Exercise requirements
Examine each line of the data. Copy those that contain the string "root".

-- Begin --

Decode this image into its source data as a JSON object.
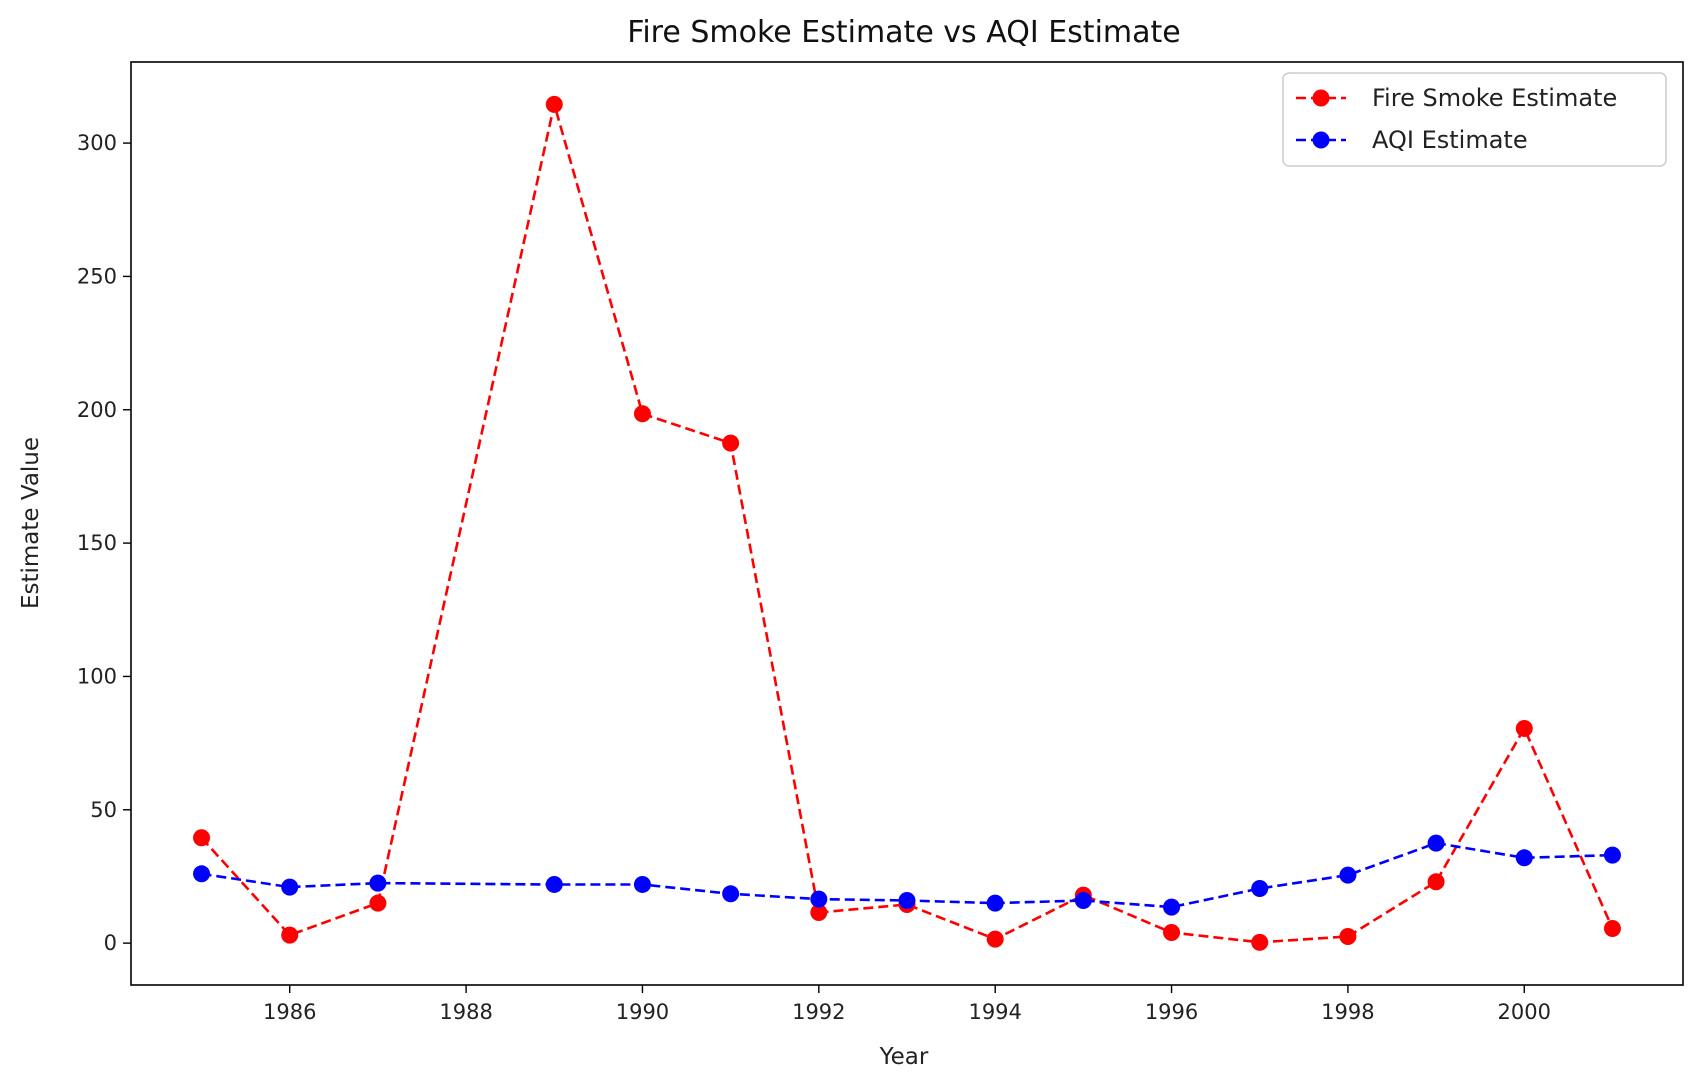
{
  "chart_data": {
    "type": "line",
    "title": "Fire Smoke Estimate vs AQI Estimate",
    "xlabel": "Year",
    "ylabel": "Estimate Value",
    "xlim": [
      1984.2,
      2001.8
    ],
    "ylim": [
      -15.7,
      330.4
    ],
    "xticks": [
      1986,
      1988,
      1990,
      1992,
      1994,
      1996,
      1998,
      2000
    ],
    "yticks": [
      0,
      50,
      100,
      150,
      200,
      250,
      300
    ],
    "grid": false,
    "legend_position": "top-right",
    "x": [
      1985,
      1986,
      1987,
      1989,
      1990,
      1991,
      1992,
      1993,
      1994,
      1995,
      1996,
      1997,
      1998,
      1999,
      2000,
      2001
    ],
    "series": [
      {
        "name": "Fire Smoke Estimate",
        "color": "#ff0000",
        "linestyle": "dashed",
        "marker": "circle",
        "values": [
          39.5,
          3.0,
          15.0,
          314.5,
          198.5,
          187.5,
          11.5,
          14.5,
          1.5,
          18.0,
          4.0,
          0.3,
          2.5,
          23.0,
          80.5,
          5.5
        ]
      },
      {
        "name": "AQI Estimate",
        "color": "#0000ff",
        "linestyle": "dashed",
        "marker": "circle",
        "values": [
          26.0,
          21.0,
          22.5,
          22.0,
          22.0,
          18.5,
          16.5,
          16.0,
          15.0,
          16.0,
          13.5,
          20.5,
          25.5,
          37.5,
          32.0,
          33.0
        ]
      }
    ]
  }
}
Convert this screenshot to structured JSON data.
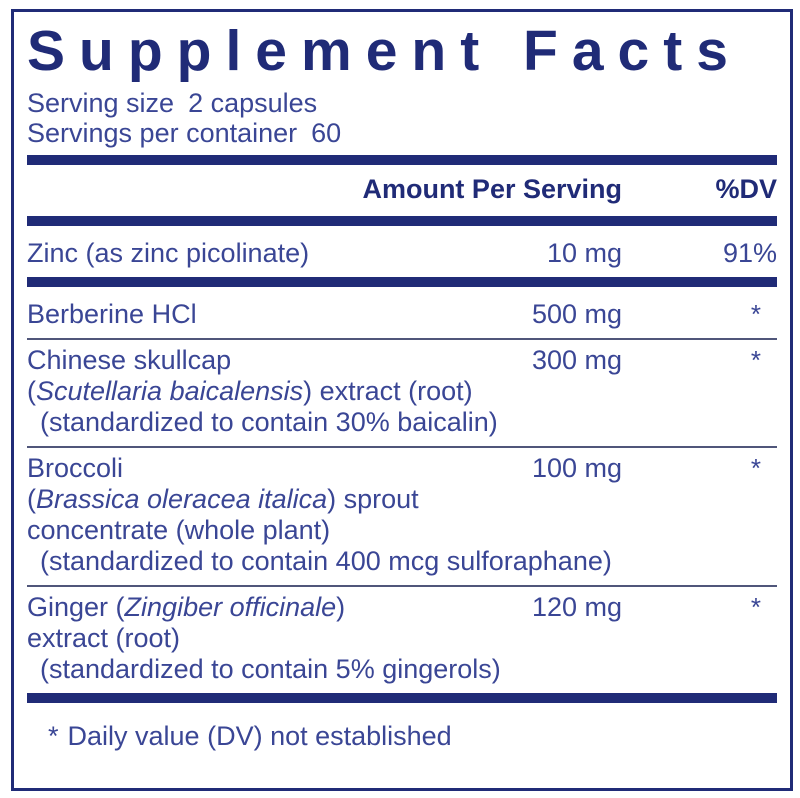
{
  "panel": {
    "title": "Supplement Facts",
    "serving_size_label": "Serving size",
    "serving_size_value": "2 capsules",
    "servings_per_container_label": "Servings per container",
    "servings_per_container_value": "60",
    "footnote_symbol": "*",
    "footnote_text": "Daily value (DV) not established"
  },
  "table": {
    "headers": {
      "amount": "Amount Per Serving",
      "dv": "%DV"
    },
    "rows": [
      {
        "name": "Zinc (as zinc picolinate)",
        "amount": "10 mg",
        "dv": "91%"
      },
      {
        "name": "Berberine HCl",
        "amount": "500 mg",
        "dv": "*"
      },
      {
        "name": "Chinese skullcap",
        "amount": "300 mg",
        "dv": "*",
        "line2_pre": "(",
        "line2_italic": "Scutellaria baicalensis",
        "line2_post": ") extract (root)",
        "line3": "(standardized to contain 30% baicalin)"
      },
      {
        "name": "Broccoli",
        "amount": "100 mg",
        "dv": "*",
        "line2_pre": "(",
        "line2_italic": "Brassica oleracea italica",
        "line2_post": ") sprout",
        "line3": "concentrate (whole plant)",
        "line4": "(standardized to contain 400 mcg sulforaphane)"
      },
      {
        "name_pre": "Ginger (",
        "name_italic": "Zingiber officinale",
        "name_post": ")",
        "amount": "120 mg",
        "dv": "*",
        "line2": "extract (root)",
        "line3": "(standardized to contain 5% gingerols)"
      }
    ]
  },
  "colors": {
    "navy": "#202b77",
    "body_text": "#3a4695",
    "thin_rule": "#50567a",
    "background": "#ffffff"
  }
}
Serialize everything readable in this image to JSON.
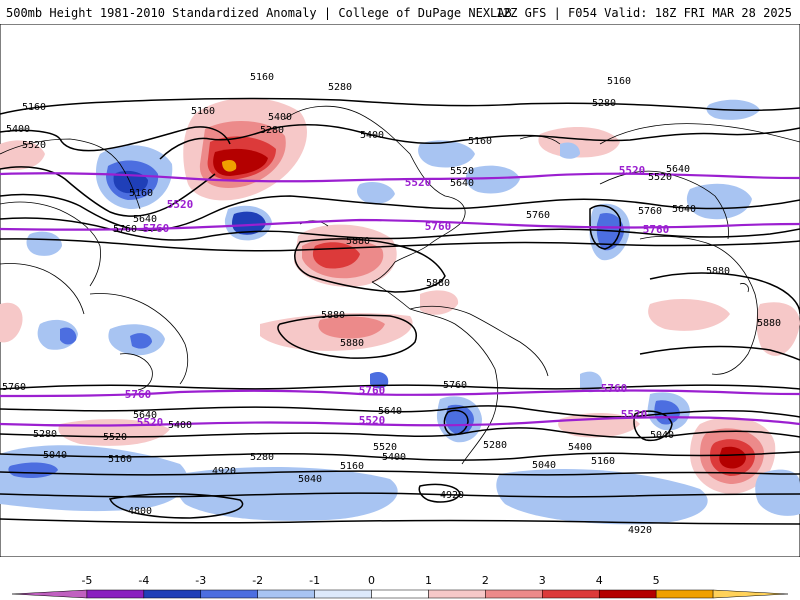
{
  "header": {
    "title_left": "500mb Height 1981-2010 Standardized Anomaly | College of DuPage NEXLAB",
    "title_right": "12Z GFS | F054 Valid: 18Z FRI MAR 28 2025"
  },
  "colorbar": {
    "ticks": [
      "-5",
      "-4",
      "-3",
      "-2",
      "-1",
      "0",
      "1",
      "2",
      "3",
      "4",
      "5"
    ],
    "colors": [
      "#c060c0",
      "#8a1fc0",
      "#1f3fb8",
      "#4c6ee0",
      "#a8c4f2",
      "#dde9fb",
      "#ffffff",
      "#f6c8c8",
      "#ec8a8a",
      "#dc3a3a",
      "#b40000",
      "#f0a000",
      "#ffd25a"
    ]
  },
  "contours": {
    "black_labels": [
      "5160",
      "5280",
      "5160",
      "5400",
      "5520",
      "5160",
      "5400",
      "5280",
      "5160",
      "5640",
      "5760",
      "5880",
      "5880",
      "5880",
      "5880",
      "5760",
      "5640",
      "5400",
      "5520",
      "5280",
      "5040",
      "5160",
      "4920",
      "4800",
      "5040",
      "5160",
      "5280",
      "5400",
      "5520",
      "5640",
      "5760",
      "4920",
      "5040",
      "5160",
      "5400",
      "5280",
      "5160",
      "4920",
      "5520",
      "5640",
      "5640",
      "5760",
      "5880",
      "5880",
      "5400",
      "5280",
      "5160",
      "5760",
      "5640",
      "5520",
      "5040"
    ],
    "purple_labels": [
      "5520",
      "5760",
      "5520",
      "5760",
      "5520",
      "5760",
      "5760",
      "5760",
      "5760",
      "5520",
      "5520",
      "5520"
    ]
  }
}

-- End --

Solution to this task
        "line2_post": ") extract (root)",
        "line2": "extract (root)",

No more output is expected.